**Given data**
** start **

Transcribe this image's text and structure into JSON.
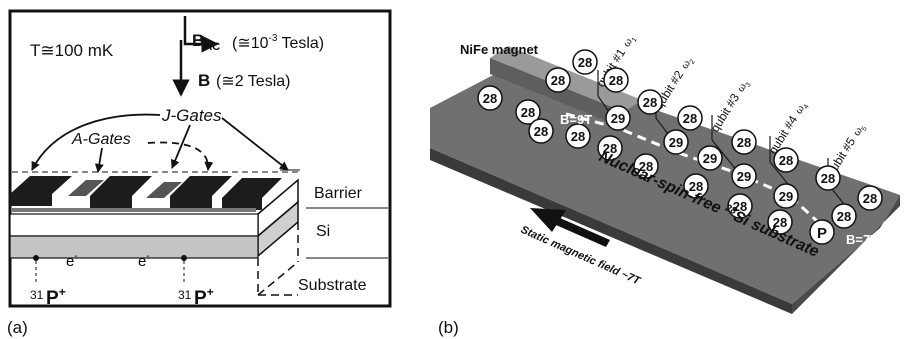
{
  "panel_a": {
    "label": "(a)",
    "temperature": "T≅100  mK",
    "b_ac_main": "B",
    "b_ac_sub": "AC",
    "b_ac_value": "(≅10",
    "b_ac_exp": "-3",
    "b_ac_tail": "Tesla)",
    "b_main": "B",
    "b_value": "(≅2  Tesla)",
    "j_gates": "J-Gates",
    "a_gates": "A-Gates",
    "barrier": "Barrier",
    "si": "Si",
    "substrate": "Substrate",
    "electron": "e",
    "electron_sup": "-",
    "donor_mass": "31",
    "donor": "P",
    "donor_sup": "+"
  },
  "panel_b": {
    "label": "(b)",
    "magnet_label": "NiFe magnet",
    "field_top": "B=9T",
    "field_bottom": "B=7T",
    "qubits": [
      {
        "label": "qubit #1",
        "omega": "ω",
        "sub": "1"
      },
      {
        "label": "qubit #2",
        "omega": "ω",
        "sub": "2"
      },
      {
        "label": "qubit #3",
        "omega": "ω",
        "sub": "3"
      },
      {
        "label": "qubit #4",
        "omega": "ω",
        "sub": "4"
      },
      {
        "label": "qubit #5",
        "omega": "ω",
        "sub": "5"
      }
    ],
    "substrate_prefix": "Nuclear-spin-free ",
    "substrate_sup": "28",
    "substrate_suffix": "Si substrate",
    "static_field": "Static magnetic field ~7T",
    "atom_28": "28",
    "atom_29": "29",
    "atom_p": "P"
  }
}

** end **

**Written problem**
Please write out all of the material above without changing a word, and omit any pictures.

**Result of this exercise**
Transcribe this image's text and structure into JSON.
{
  "panel_a": {
    "label": "(a)",
    "temperature": "T≅100  mK",
    "b_ac_main": "B",
    "b_ac_sub": "AC",
    "b_ac_value": "(≅10",
    "b_ac_exp": "-3",
    "b_ac_tail": "Tesla)",
    "b_main": "B",
    "b_value": "(≅2  Tesla)",
    "j_gates": "J-Gates",
    "a_gates": "A-Gates",
    "barrier": "Barrier",
    "si": "Si",
    "substrate": "Substrate",
    "electron": "e",
    "electron_sup": "-",
    "donor_mass": "31",
    "donor": "P",
    "donor_sup": "+"
  },
  "panel_b": {
    "label": "(b)",
    "magnet_label": "NiFe magnet",
    "field_top": "B=9T",
    "field_bottom": "B=7T",
    "qubits": [
      {
        "label": "qubit #1",
        "omega": "ω",
        "sub": "1"
      },
      {
        "label": "qubit #2",
        "omega": "ω",
        "sub": "2"
      },
      {
        "label": "qubit #3",
        "omega": "ω",
        "sub": "3"
      },
      {
        "label": "qubit #4",
        "omega": "ω",
        "sub": "4"
      },
      {
        "label": "qubit #5",
        "omega": "ω",
        "sub": "5"
      }
    ],
    "substrate_prefix": "Nuclear-spin-free ",
    "substrate_sup": "28",
    "substrate_suffix": "Si substrate",
    "static_field": "Static magnetic field ~7T",
    "atom_28": "28",
    "atom_29": "29",
    "atom_p": "P"
  }
}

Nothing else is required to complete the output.